### DIRECTION:
Your task is to give the listing below back word for word, pictures excluded.

(Chart and figure data)
[Start]
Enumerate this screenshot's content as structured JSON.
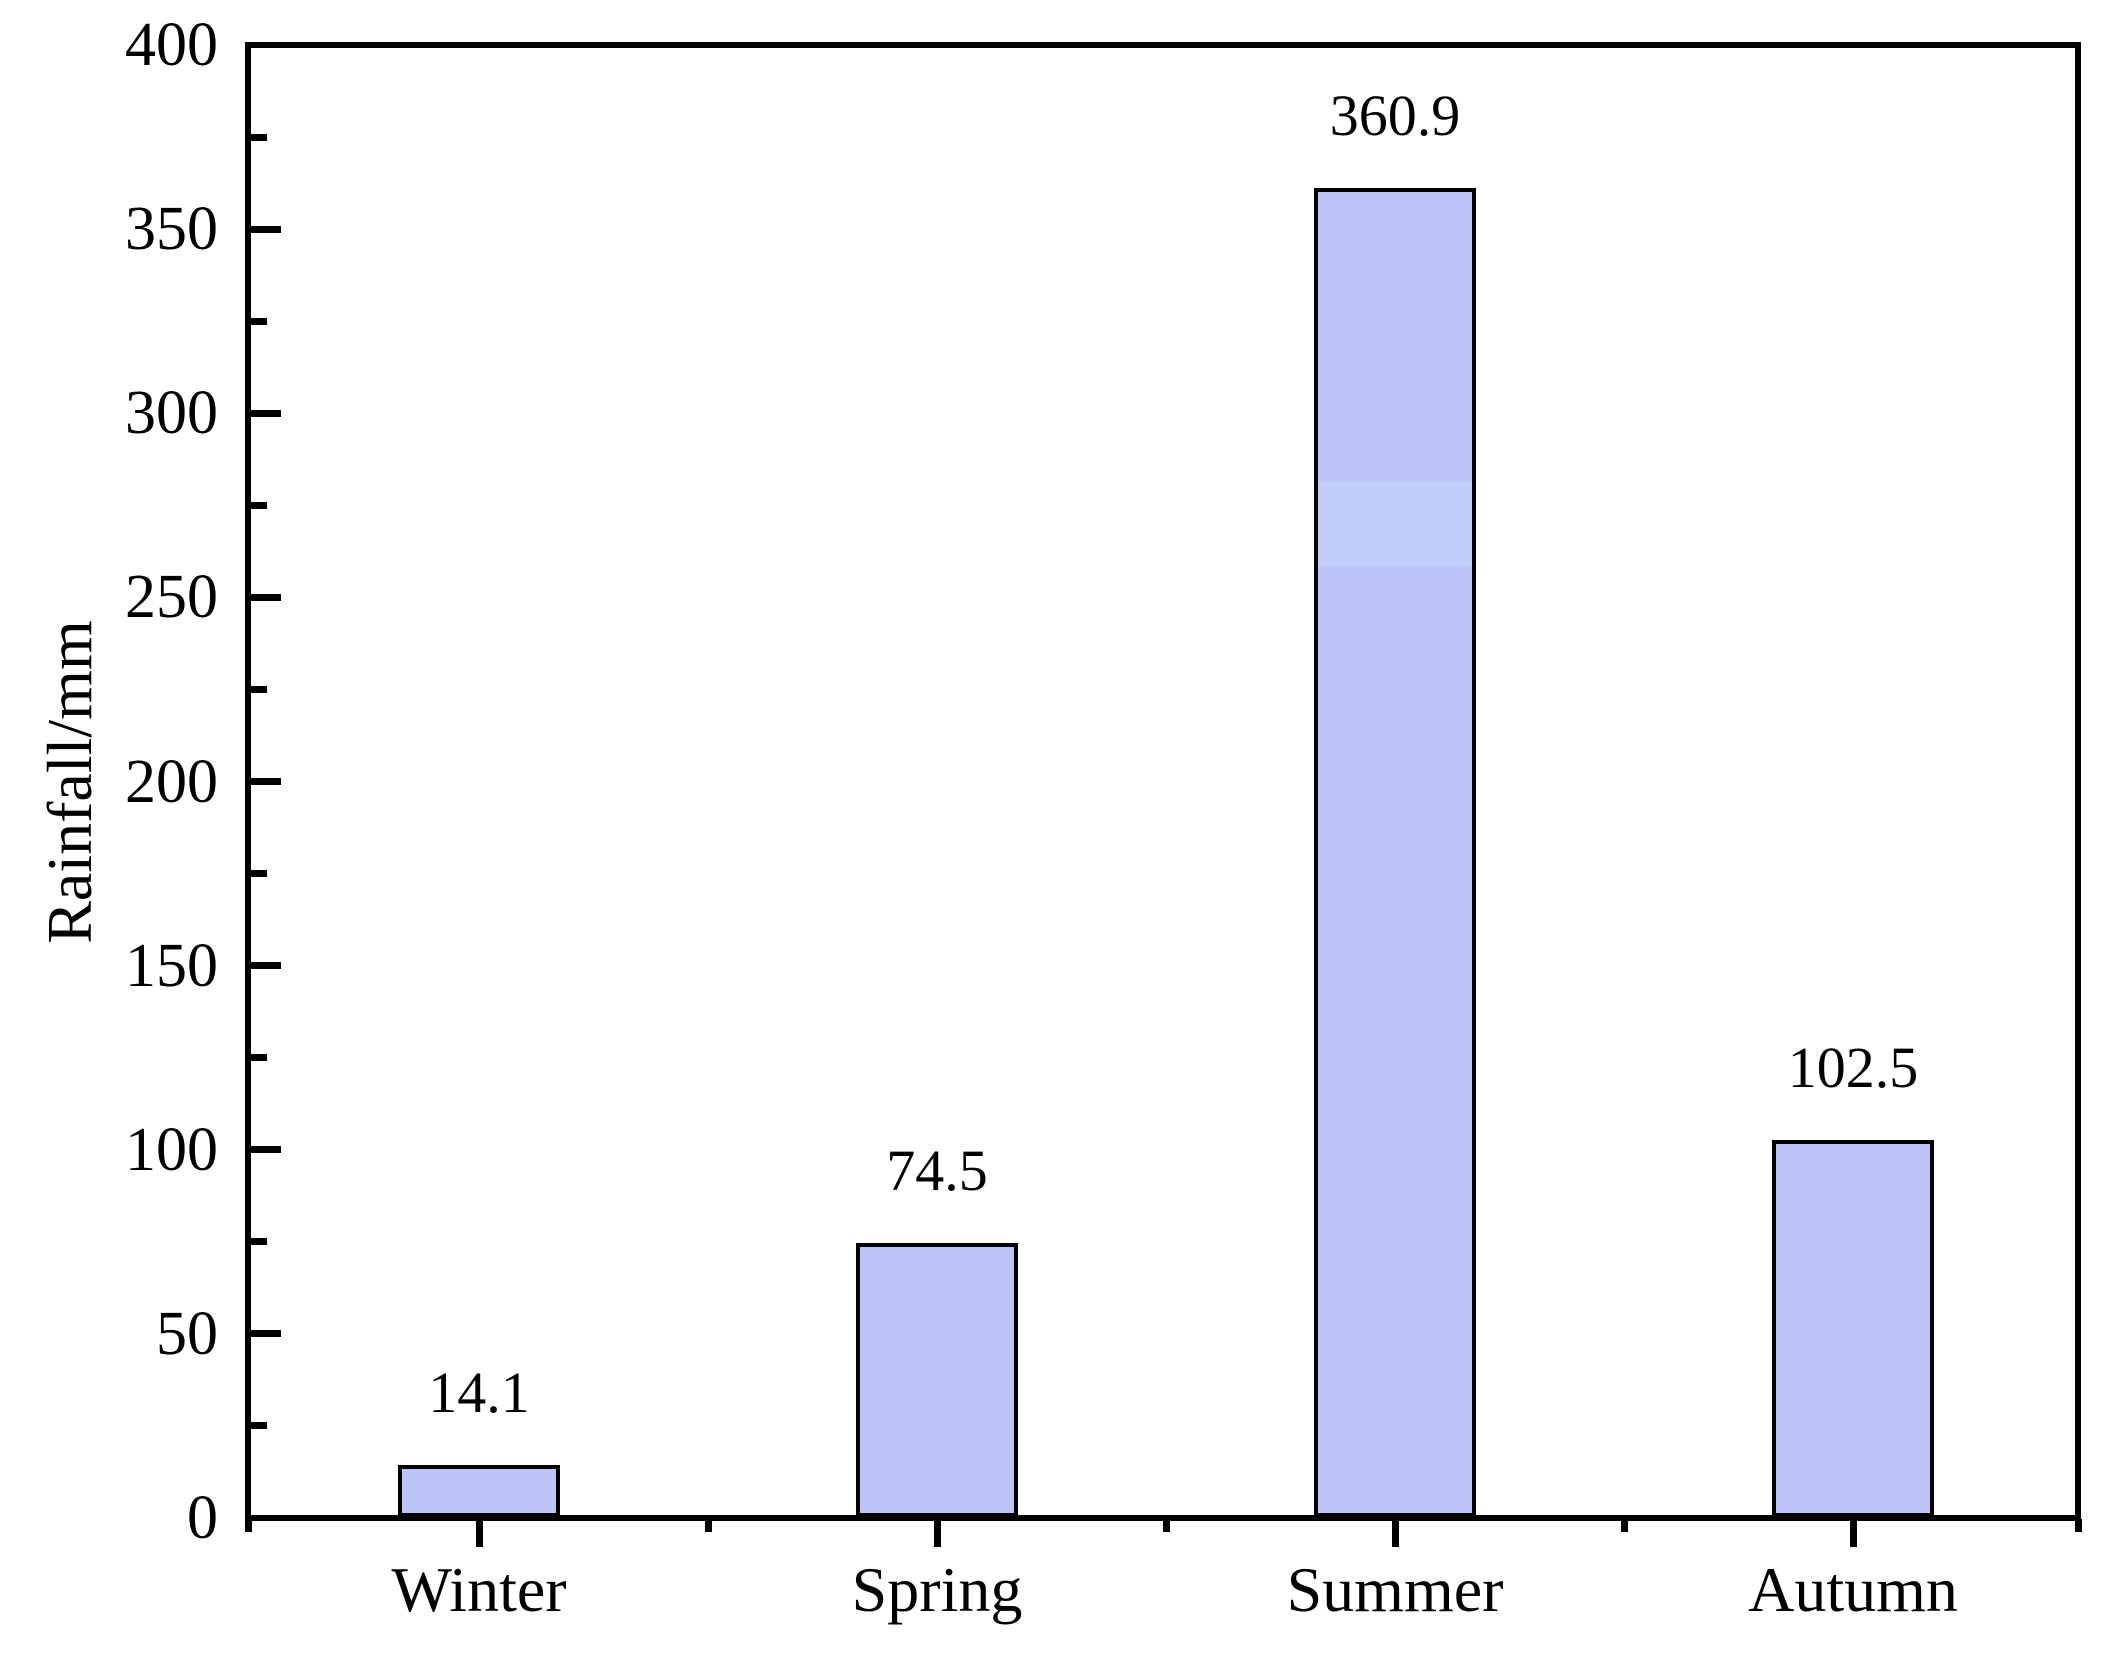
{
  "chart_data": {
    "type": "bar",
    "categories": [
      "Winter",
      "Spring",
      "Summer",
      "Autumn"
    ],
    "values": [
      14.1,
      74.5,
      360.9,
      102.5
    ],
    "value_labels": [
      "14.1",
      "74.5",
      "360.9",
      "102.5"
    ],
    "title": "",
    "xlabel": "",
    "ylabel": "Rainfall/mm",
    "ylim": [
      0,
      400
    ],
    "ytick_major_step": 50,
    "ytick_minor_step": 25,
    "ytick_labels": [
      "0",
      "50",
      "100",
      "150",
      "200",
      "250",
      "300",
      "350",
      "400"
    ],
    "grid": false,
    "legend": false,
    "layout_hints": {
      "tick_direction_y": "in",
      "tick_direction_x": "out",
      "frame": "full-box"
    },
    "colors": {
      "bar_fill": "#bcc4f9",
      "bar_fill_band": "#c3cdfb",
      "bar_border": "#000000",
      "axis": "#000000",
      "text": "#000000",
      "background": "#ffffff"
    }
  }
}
[End]
### WRITTEN SOLUTION:
Enumerate this screenshot's content as structured JSON.
{
  "chart_data": {
    "type": "bar",
    "categories": [
      "Winter",
      "Spring",
      "Summer",
      "Autumn"
    ],
    "values": [
      14.1,
      74.5,
      360.9,
      102.5
    ],
    "value_labels": [
      "14.1",
      "74.5",
      "360.9",
      "102.5"
    ],
    "title": "",
    "xlabel": "",
    "ylabel": "Rainfall/mm",
    "ylim": [
      0,
      400
    ],
    "ytick_major_step": 50,
    "ytick_minor_step": 25,
    "ytick_labels": [
      "0",
      "50",
      "100",
      "150",
      "200",
      "250",
      "300",
      "350",
      "400"
    ],
    "grid": false,
    "legend": false,
    "layout_hints": {
      "tick_direction_y": "in",
      "tick_direction_x": "out",
      "frame": "full-box"
    },
    "colors": {
      "bar_fill": "#bcc4f9",
      "bar_fill_band": "#c3cdfb",
      "bar_border": "#000000",
      "axis": "#000000",
      "text": "#000000",
      "background": "#ffffff"
    }
  }
}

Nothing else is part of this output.